> **TO DO**: In the entries below, repeat only the lines between those holding "Give me the" and "Enumerate this screenshot's", inclusive. Leave pictures out.
── STORED ROWS ──
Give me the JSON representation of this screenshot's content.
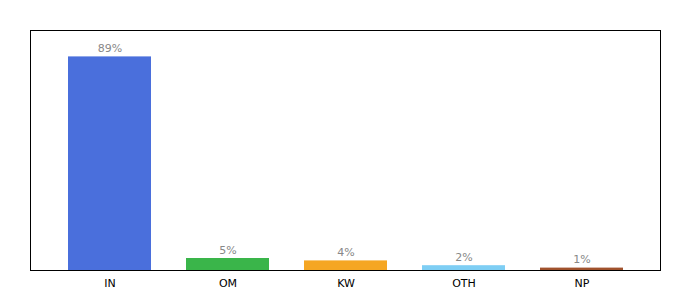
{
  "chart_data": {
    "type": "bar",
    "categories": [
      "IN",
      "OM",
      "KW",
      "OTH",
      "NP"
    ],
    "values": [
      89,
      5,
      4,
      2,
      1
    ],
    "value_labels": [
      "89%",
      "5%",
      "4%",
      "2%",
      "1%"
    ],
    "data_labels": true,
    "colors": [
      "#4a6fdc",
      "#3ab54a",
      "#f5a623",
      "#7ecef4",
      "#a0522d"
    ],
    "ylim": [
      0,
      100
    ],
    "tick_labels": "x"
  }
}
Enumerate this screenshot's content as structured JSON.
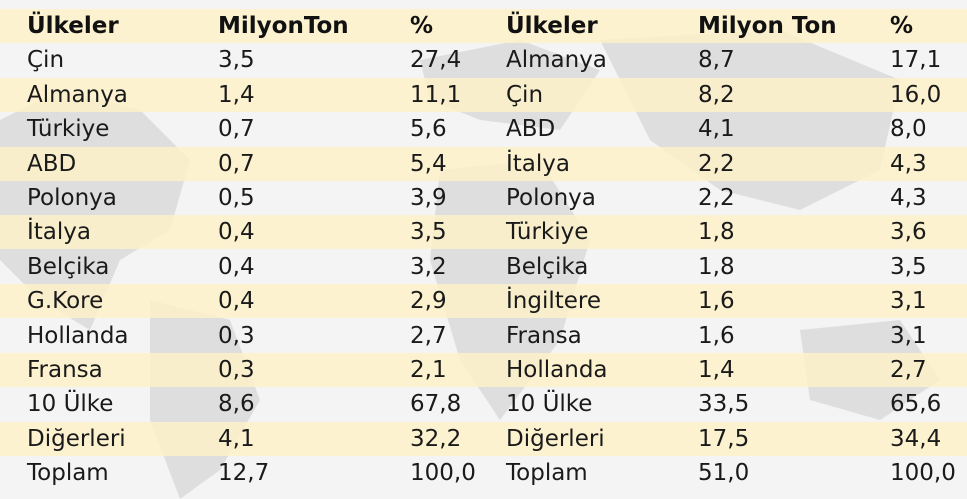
───
── STORED ROWS ──
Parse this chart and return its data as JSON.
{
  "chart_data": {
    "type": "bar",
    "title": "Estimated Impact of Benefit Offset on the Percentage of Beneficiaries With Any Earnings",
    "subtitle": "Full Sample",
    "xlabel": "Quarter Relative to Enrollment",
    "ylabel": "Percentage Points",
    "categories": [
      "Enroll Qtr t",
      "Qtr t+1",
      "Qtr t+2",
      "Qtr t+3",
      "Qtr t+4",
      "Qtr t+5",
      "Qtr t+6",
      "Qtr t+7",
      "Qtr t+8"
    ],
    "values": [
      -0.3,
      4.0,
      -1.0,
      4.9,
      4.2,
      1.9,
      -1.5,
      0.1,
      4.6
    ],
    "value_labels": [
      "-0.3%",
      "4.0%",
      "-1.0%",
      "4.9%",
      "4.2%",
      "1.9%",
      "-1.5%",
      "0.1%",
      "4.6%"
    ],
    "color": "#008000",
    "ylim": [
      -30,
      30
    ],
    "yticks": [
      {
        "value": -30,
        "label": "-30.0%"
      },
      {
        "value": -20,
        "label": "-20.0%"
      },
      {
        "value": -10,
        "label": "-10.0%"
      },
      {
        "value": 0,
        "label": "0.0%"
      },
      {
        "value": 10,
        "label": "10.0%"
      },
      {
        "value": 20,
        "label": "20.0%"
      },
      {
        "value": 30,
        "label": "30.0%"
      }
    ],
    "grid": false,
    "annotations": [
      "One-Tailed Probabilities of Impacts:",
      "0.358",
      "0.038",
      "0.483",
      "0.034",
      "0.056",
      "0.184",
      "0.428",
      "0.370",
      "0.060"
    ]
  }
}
───
> **OUTPUT**:
Give me the JSON representation of this screenshot's content.
{
  "chart_data": {
    "type": "bar",
    "categories": [
      "IN",
      "OM",
      "KW",
      "OTH",
      "NP"
    ],
    "values": [
      89,
      5,
      4,
      2,
      1
    ],
    "value_labels": [
      "89%",
      "5%",
      "4%",
      "2%",
      "1%"
    ],
    "data_labels": true,
    "colors": [
      "#4a6fdc",
      "#3ab54a",
      "#f5a623",
      "#7ecef4",
      "#a0522d"
    ],
    "ylim": [
      0,
      100
    ],
    "tick_labels": "x"
  }
}
Enumerate this screenshot's content as structured JSON.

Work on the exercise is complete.